▶ **AIM OF THE EXERCISE**: Count every line that holds the string "this", then give that number alone.

▶ **SOURCE RECORDS**:
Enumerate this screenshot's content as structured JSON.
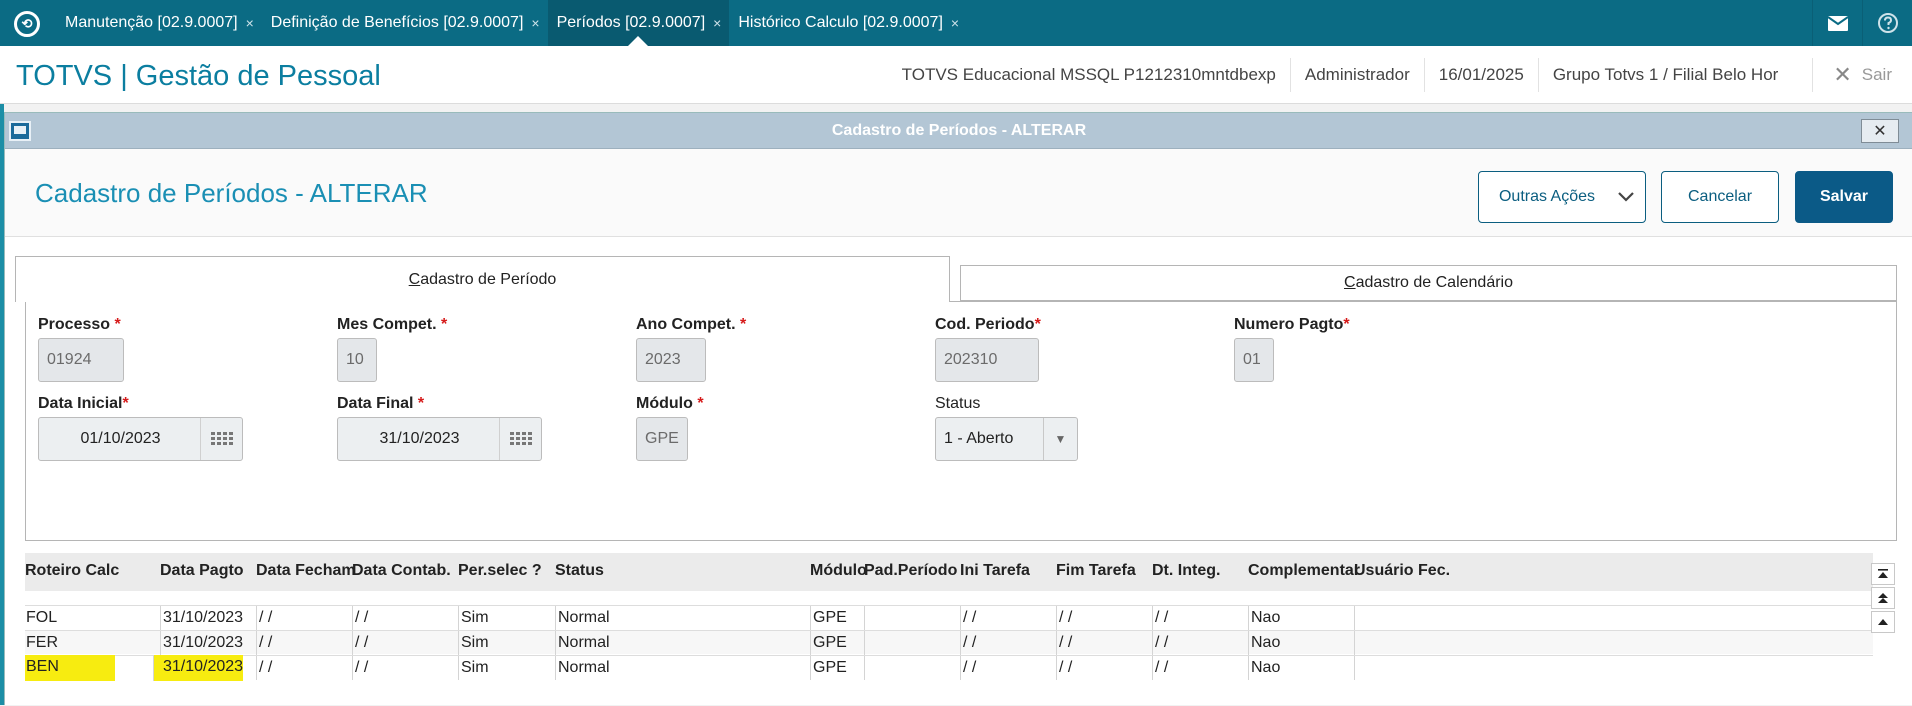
{
  "topbar": {
    "tabs": [
      {
        "label": "Manutenção [02.9.0007]"
      },
      {
        "label": "Definição de Benefícios [02.9.0007]"
      },
      {
        "label": "Períodos [02.9.0007]"
      },
      {
        "label": "Histórico Calculo [02.9.0007]"
      }
    ],
    "close_glyph": "×",
    "icons": [
      "mail-icon",
      "help-icon"
    ]
  },
  "header": {
    "app_title": "TOTVS | Gestão de Pessoal",
    "environment": "TOTVS Educacional MSSQL P1212310mntdbexp",
    "user": "Administrador",
    "date": "16/01/2025",
    "company": "Grupo Totvs 1 / Filial Belo Hor",
    "exit_label": "Sair"
  },
  "dialog": {
    "titlebar": "Cadastro de Períodos - ALTERAR",
    "page_title": "Cadastro de Períodos - ALTERAR",
    "buttons": {
      "outras": "Outras Ações",
      "cancelar": "Cancelar",
      "salvar": "Salvar"
    },
    "tabs": [
      {
        "first": "C",
        "rest": "adastro de Período"
      },
      {
        "first": "C",
        "rest": "adastro de Calendário"
      }
    ]
  },
  "form": {
    "processo": {
      "label": "Processo",
      "value": "01924"
    },
    "mes": {
      "label": "Mes Compet.",
      "value": "10"
    },
    "ano": {
      "label": "Ano Compet.",
      "value": "2023"
    },
    "cod": {
      "label": "Cod. Periodo",
      "value": "202310"
    },
    "numero": {
      "label": "Numero Pagto",
      "value": "01"
    },
    "data_inicial": {
      "label": "Data Inicial",
      "value": "01/10/2023"
    },
    "data_final": {
      "label": "Data Final",
      "value": "31/10/2023"
    },
    "modulo": {
      "label": "Módulo",
      "value": "GPE"
    },
    "status": {
      "label": "Status",
      "value": "1 - Aberto"
    },
    "required_mark": "*"
  },
  "grid": {
    "columns": [
      "Roteiro Calc",
      "Data Pagto",
      "Data Fecham",
      "Data Contab.",
      "Per.selec ?",
      "Status",
      "Módulo",
      "Pad.Período",
      "Ini Tarefa",
      "Fim Tarefa",
      "Dt. Integ.",
      "Complementar",
      "Usuário Fec."
    ],
    "rows": [
      [
        "FOL",
        "31/10/2023",
        " /  /",
        " /  /",
        "Sim",
        "Normal",
        "GPE",
        "",
        " /  /",
        " /  /",
        " /  /",
        "Nao",
        ""
      ],
      [
        "FER",
        "31/10/2023",
        " /  /",
        " /  /",
        "Sim",
        "Normal",
        "GPE",
        "",
        " /  /",
        " /  /",
        " /  /",
        "Nao",
        ""
      ],
      [
        "BEN",
        "31/10/2023",
        " /  /",
        " /  /",
        "Sim",
        "Normal",
        "GPE",
        "",
        " /  /",
        " /  /",
        " /  /",
        "Nao",
        ""
      ]
    ],
    "highlight_color": "#f7ec10"
  }
}
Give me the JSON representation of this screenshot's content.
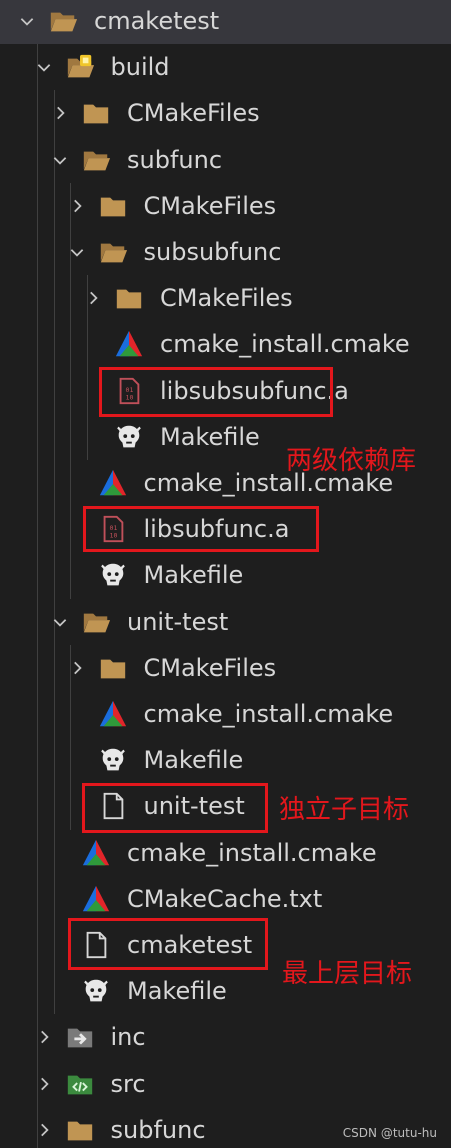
{
  "tree": {
    "items": [
      {
        "label": "cmaketest",
        "kind": "folder-open",
        "level": 0,
        "expanded": true
      },
      {
        "label": "build",
        "kind": "build-folder-open",
        "level": 1,
        "expanded": true
      },
      {
        "label": "CMakeFiles",
        "kind": "folder",
        "level": 2,
        "expanded": false
      },
      {
        "label": "subfunc",
        "kind": "folder-open",
        "level": 2,
        "expanded": true
      },
      {
        "label": "CMakeFiles",
        "kind": "folder",
        "level": 3,
        "expanded": false
      },
      {
        "label": "subsubfunc",
        "kind": "folder-open",
        "level": 3,
        "expanded": true
      },
      {
        "label": "CMakeFiles",
        "kind": "folder",
        "level": 4,
        "expanded": false
      },
      {
        "label": "cmake_install.cmake",
        "kind": "cmake",
        "level": 4
      },
      {
        "label": "libsubsubfunc.a",
        "kind": "binary",
        "level": 4
      },
      {
        "label": "Makefile",
        "kind": "makefile",
        "level": 4
      },
      {
        "label": "cmake_install.cmake",
        "kind": "cmake",
        "level": 3
      },
      {
        "label": "libsubfunc.a",
        "kind": "binary",
        "level": 3
      },
      {
        "label": "Makefile",
        "kind": "makefile",
        "level": 3
      },
      {
        "label": "unit-test",
        "kind": "folder-open",
        "level": 2,
        "expanded": true
      },
      {
        "label": "CMakeFiles",
        "kind": "folder",
        "level": 3,
        "expanded": false
      },
      {
        "label": "cmake_install.cmake",
        "kind": "cmake",
        "level": 3
      },
      {
        "label": "Makefile",
        "kind": "makefile",
        "level": 3
      },
      {
        "label": "unit-test",
        "kind": "file",
        "level": 3
      },
      {
        "label": "cmake_install.cmake",
        "kind": "cmake",
        "level": 2
      },
      {
        "label": "CMakeCache.txt",
        "kind": "cmake",
        "level": 2
      },
      {
        "label": "cmaketest",
        "kind": "file",
        "level": 2
      },
      {
        "label": "Makefile",
        "kind": "makefile",
        "level": 2
      },
      {
        "label": "inc",
        "kind": "inc-folder",
        "level": 1,
        "expanded": false
      },
      {
        "label": "src",
        "kind": "src-folder",
        "level": 1,
        "expanded": false
      },
      {
        "label": "subfunc",
        "kind": "folder",
        "level": 1,
        "expanded": false
      }
    ]
  },
  "annotations": {
    "two_level_libs": "两级依赖库",
    "standalone_target": "独立子目标",
    "top_target": "最上层目标"
  },
  "watermark": "CSDN @tutu-hu",
  "colors": {
    "background": "#1e1e1e",
    "selected_row": "#37373d",
    "folder": "#c09553",
    "highlight": "#e3171c",
    "text": "#d7d7d7"
  }
}
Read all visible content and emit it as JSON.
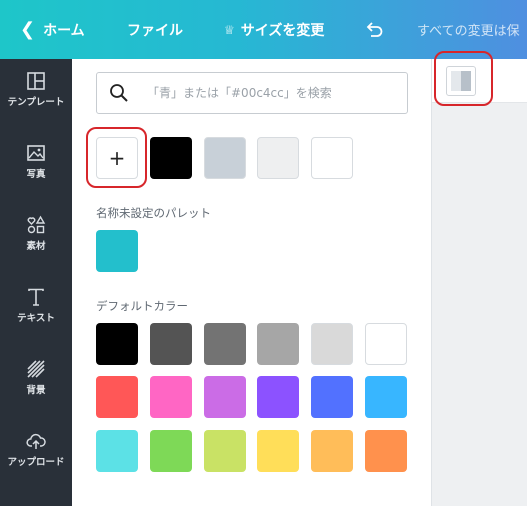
{
  "topbar": {
    "back_label": "ホーム",
    "file_label": "ファイル",
    "resize_label": "サイズを変更",
    "saved_status": "すべての変更は保"
  },
  "rail": {
    "items": [
      {
        "label": "テンプレート",
        "icon": "template-icon"
      },
      {
        "label": "写真",
        "icon": "photo-icon"
      },
      {
        "label": "素材",
        "icon": "elements-icon"
      },
      {
        "label": "テキスト",
        "icon": "text-icon"
      },
      {
        "label": "背景",
        "icon": "background-icon"
      },
      {
        "label": "アップロード",
        "icon": "upload-icon"
      }
    ]
  },
  "search": {
    "placeholder": "「青」または「#00c4cc」を検索",
    "value": ""
  },
  "document_colors": {
    "add_label": "+",
    "swatches": [
      "#000000",
      "#c8d0d8",
      "#eeeff0",
      "#ffffff"
    ]
  },
  "palette": {
    "title": "名称未設定のパレット",
    "swatches": [
      "#23bfcc"
    ]
  },
  "default_colors": {
    "title": "デフォルトカラー",
    "rows": [
      [
        "#000000",
        "#545454",
        "#737373",
        "#a6a6a6",
        "#d9d9d9",
        "#ffffff"
      ],
      [
        "#ff5757",
        "#ff66c4",
        "#cb6ce6",
        "#8c52ff",
        "#5271ff",
        "#38b6ff"
      ],
      [
        "#5ce1e6",
        "#7ed957",
        "#c9e265",
        "#ffde59",
        "#ffbd59",
        "#ff914d"
      ]
    ]
  },
  "colors": {
    "accent_red": "#d7262b",
    "rail_bg": "#293039",
    "topbar_start": "#1ec6c9",
    "topbar_end": "#4f8fe0"
  }
}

▶ **CORRECT RESULT**: 2